• **Short task**:
Write out all the entries word for word and omit any pictures.

• **Supplied records**:

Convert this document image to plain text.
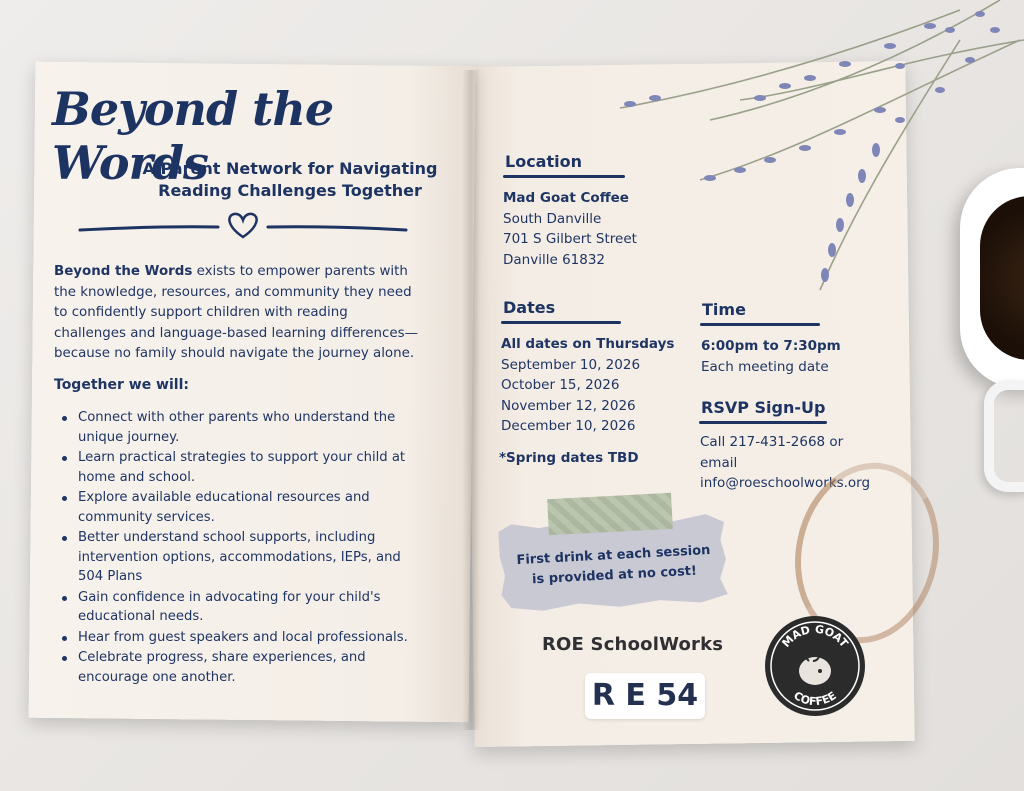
Beyond the Words
A Parent Network for Navigating
Reading Challenges Together
Beyond the Words exists to empower parents with
the knowledge, resources, and community they need
to confidently support children with reading
challenges and language-based learning differences—
because no family should navigate the journey alone.
Together we will:
Connect with other parents who understand the
unique journey.
Learn practical strategies to support your child at
home and school.
Explore available educational resources and
community services.
Better understand school supports, including
intervention options, accommodations, IEPs, and
504 Plans
Gain confidence in advocating for your child's
educational needs.
Hear from guest speakers and local professionals.
Celebrate progress, share experiences, and
encourage one another.
Location
Mad Goat Coffee
South Danville
701 S Gilbert Street
Danville 61832
Dates
All dates on Thursdays
September 10, 2026
October 15, 2026
November 12, 2026
December 10, 2026
*Spring dates TBD
Time
6:00pm to 7:30pm
Each meeting date
RSVP Sign-Up
Call 217-431-2668 or
email
info@roeschoolworks.org
First drink at each session
is provided at no cost!
ROE SchoolWorks
R E 54
MAD GOAT
COFFEE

• **Exercise answer**:
Convert this document image to plain text.
Beyond the Words
A Parent Network for Navigating
Reading Challenges Together
Beyond the Words exists to empower parents with
the knowledge, resources, and community they need
to confidently support children with reading
challenges and language-based learning differences—
because no family should navigate the journey alone.
Together we will:
Connect with other parents who understand the
unique journey.
Learn practical strategies to support your child at
home and school.
Explore available educational resources and
community services.
Better understand school supports, including
intervention options, accommodations, IEPs, and
504 Plans
Gain confidence in advocating for your child's
educational needs.
Hear from guest speakers and local professionals.
Celebrate progress, share experiences, and
encourage one another.
Location
Mad Goat Coffee
South Danville
701 S Gilbert Street
Danville 61832
Dates
All dates on Thursdays
September 10, 2026
October 15, 2026
November 12, 2026
December 10, 2026
*Spring dates TBD
Time
6:00pm to 7:30pm
Each meeting date
RSVP Sign-Up
Call 217-431-2668 or
email
info@roeschoolworks.org
First drink at each session
is provided at no cost!
ROE SchoolWorks
R E 54
MAD GOAT
COFFEE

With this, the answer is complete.